Libecciata 12, un’opera di Giovanni Fattori, è stata dipinta da Vincenzo come un paesaggio visibile da una finestra che, come un rettangolo aureo, si apre su questa mareggiata, con un vento impetuoso. 
All’interno, un piano, di cui si vede solo un angolo, è coperto da una linea spezzata di mele, le cui ombre come punti euclidei rilevano la natura geometrica dell’insieme. Una sfasatura è introdotta dall’andamento, in due direzioni opposte, del movimento delle mele all’interno e quello degli alberi, sotto la spinta del vento, all’esterno. 
Non abbiamo mai una verità compiuta ma qualcosa che si manifesta e rivela un duplice senso. 
“[…] In Heidegger, le opere d’arte sono un rivelarsi di qualcosa che balena per un istante e di cui noi non comprendiamo appieno il senso, pur percependone la profondità. È come se l’arte toccasse in noi delle corde che vibrano e ci commuovono senza sapere il perché.

** Voci del dataset **

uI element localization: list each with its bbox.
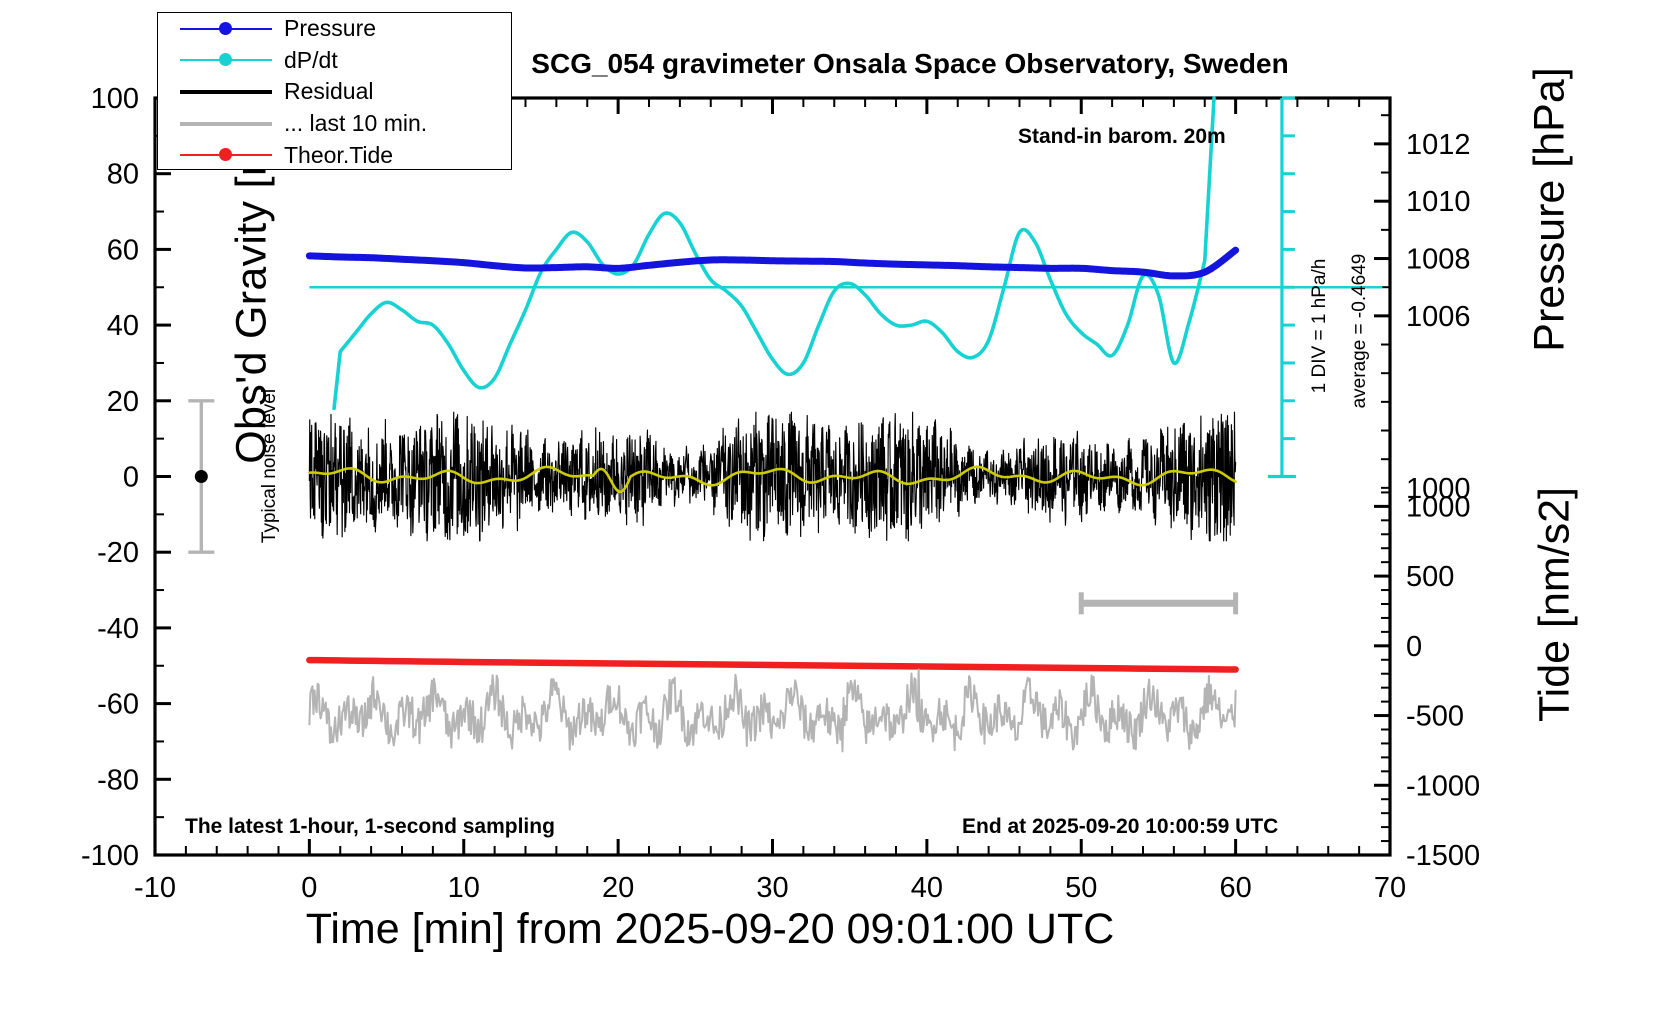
x-tick-label: 40 [911, 872, 943, 904]
x-tick-label: 30 [756, 872, 788, 904]
legend: PressuredP/dtResidual... last 10 min.The… [157, 12, 512, 170]
tide-tick-label: -1000 [1406, 770, 1480, 802]
pressure-tick-label: 1008 [1406, 244, 1471, 276]
legend-item-last10min[interactable]: ... last 10 min. [158, 108, 511, 140]
y-axis-label-tide: Tide [nm/s2] [1531, 395, 1580, 815]
pressure-tick-label: 1012 [1406, 129, 1471, 161]
legend-dot-theortide [219, 148, 232, 161]
tide-tick-label: 1000 [1406, 491, 1471, 523]
y-tick-label: 40 [107, 310, 139, 342]
legend-swatch-dpdt [180, 50, 272, 70]
tide-tick-label: -500 [1406, 701, 1464, 733]
legend-item-theortide[interactable]: Theor.Tide [158, 139, 511, 171]
x-tick-label: 20 [602, 872, 634, 904]
x-axis-label: Time [min] from 2025-09-20 09:01:00 UTC [0, 905, 1420, 954]
noise-errorbar-point [195, 470, 208, 483]
page-title: SCG_054 gravimeter Onsala Space Observat… [430, 48, 1390, 80]
legend-label-residual: Residual [272, 78, 374, 105]
legend-label-dpdt: dP/dt [272, 47, 338, 74]
legend-swatch-last10min [180, 114, 272, 134]
x-tick-label: 60 [1219, 872, 1251, 904]
legend-swatch-residual [180, 82, 272, 102]
typical-noise-level-label: Typical noise level [259, 366, 281, 566]
legend-label-theortide: Theor.Tide [272, 142, 393, 169]
y-tick-label: -80 [97, 764, 139, 796]
y-tick-label: -20 [97, 537, 139, 569]
legend-dot-pressure [219, 22, 232, 35]
y-tick-label: 0 [123, 462, 139, 494]
x-tick-label: -10 [134, 872, 176, 904]
y-axis-label-pressure: Pressure [hPa] [1526, 0, 1575, 440]
tide-tick-label: 0 [1406, 631, 1422, 663]
y-tick-label: 80 [107, 159, 139, 191]
legend-dot-dpdt [219, 53, 232, 66]
tide-tick-label: 500 [1406, 561, 1454, 593]
x-tick-label: 0 [301, 872, 317, 904]
legend-item-dpdt[interactable]: dP/dt [158, 45, 511, 77]
footer-right-annotation: End at 2025-09-20 10:00:59 UTC [962, 815, 1278, 839]
scale-average-label: average = -0.4649 [1349, 221, 1371, 441]
y-tick-label: -100 [81, 840, 139, 872]
x-tick-label: 10 [448, 872, 480, 904]
legend-swatch-theortide [180, 145, 272, 165]
legend-line-residual [180, 90, 272, 95]
legend-swatch-pressure [180, 19, 272, 39]
gravimeter-plot-page: -10010203040506070100806040200-20-40-60-… [0, 0, 1660, 1020]
y-tick-label: 20 [107, 386, 139, 418]
x-tick-label: 50 [1065, 872, 1097, 904]
standin-barom-annotation: Stand-in barom. 20m [1018, 125, 1226, 149]
legend-label-pressure: Pressure [272, 15, 376, 42]
y-axis-label-tide-text: Tide [nm/s2] [1531, 487, 1579, 722]
pressure-tick-label: 1010 [1406, 186, 1471, 218]
y-axis-label-pressure-text: Pressure [hPa] [1526, 67, 1574, 351]
y-tick-label: 60 [107, 234, 139, 266]
x-tick-label: 70 [1374, 872, 1406, 904]
legend-item-residual[interactable]: Residual [158, 76, 511, 108]
footer-left-annotation: The latest 1-hour, 1-second sampling [185, 815, 555, 839]
y-tick-label: -40 [97, 613, 139, 645]
tide-tick-label: -1500 [1406, 840, 1480, 872]
y-tick-label: -60 [97, 689, 139, 721]
scale-div-label: 1 DIV = 1 hPa/h [1309, 221, 1331, 431]
y-tick-label: 100 [91, 83, 139, 115]
legend-item-pressure[interactable]: Pressure [158, 13, 511, 45]
legend-label-last10min: ... last 10 min. [272, 110, 427, 137]
legend-line-last10min [180, 122, 272, 127]
pressure-tick-label: 1006 [1406, 301, 1471, 333]
x-axis-label-text: Time [min] from 2025-09-20 09:01:00 UTC [306, 905, 1115, 953]
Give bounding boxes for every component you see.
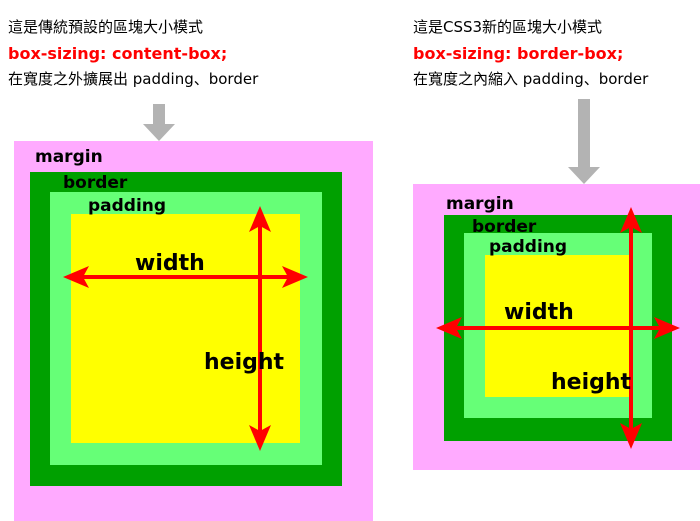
left-padding-label: padding	[88, 198, 166, 215]
caption-right-line1: 這是CSS3新的區塊大小模式	[413, 15, 648, 40]
left-height-label: height	[204, 352, 284, 374]
right-height-arrow	[616, 207, 646, 449]
diagram-canvas: 這是傳統預設的區塊大小模式 box-sizing: content-box; 在…	[0, 0, 700, 514]
left-margin-label: margin	[35, 149, 103, 166]
caption-left-code: box-sizing: content-box;	[8, 40, 258, 67]
right-padding-label: padding	[489, 239, 567, 256]
right-width-label: width	[504, 302, 574, 324]
left-border-label: border	[63, 175, 127, 192]
right-height-label: height	[551, 372, 631, 394]
caption-left-line1: 這是傳統預設的區塊大小模式	[8, 15, 258, 40]
left-height-arrow	[245, 206, 275, 451]
arrow-down-icon-right	[567, 99, 601, 185]
caption-right-code: box-sizing: border-box;	[413, 40, 648, 67]
right-margin-label: margin	[446, 196, 514, 213]
left-width-label: width	[135, 253, 205, 275]
arrow-down-icon-left	[142, 104, 176, 142]
caption-left-line3: 在寬度之外擴展出 padding、border	[8, 67, 258, 92]
right-border-label: border	[472, 219, 536, 236]
caption-border-box: 這是CSS3新的區塊大小模式 box-sizing: border-box; 在…	[413, 15, 648, 92]
caption-right-line3: 在寬度之內縮入 padding、border	[413, 67, 648, 92]
caption-content-box: 這是傳統預設的區塊大小模式 box-sizing: content-box; 在…	[8, 15, 258, 92]
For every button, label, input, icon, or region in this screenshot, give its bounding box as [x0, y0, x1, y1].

** Compiti assegnati **
1) Risponda alle seguenti domande sul brano.
(a) Da che cosa è coperto il piano di cui si vede solo un angolo?
(b) In che modo si muovono le mele all'interno rispetto agli alberi all'esterno?
(c) In Heidegger, che cosa sono le opere d'arte?
2) Ripeta fedelmente la parte del brano compresa tra "Libecciata 12, un’opera di Giovanni" e "un vento impetuoso.", estremi inclusi.

** Soluzioni svolte **
1)
(a) Da una linea spezzata di mele.
(b) In due direzioni opposte.
(c) Sono un rivelarsi di qualcosa che balena per un istante e di cui noi non comprendiamo appieno il senso, pur percependone la profondità.

2)
Libecciata 12, un’opera di Giovanni Fattori, è stata dipinta da Vincenzo come un paesaggio visibile da una finestra che, come un rettangolo aureo, si apre su questa mareggiata, con un vento impetuoso.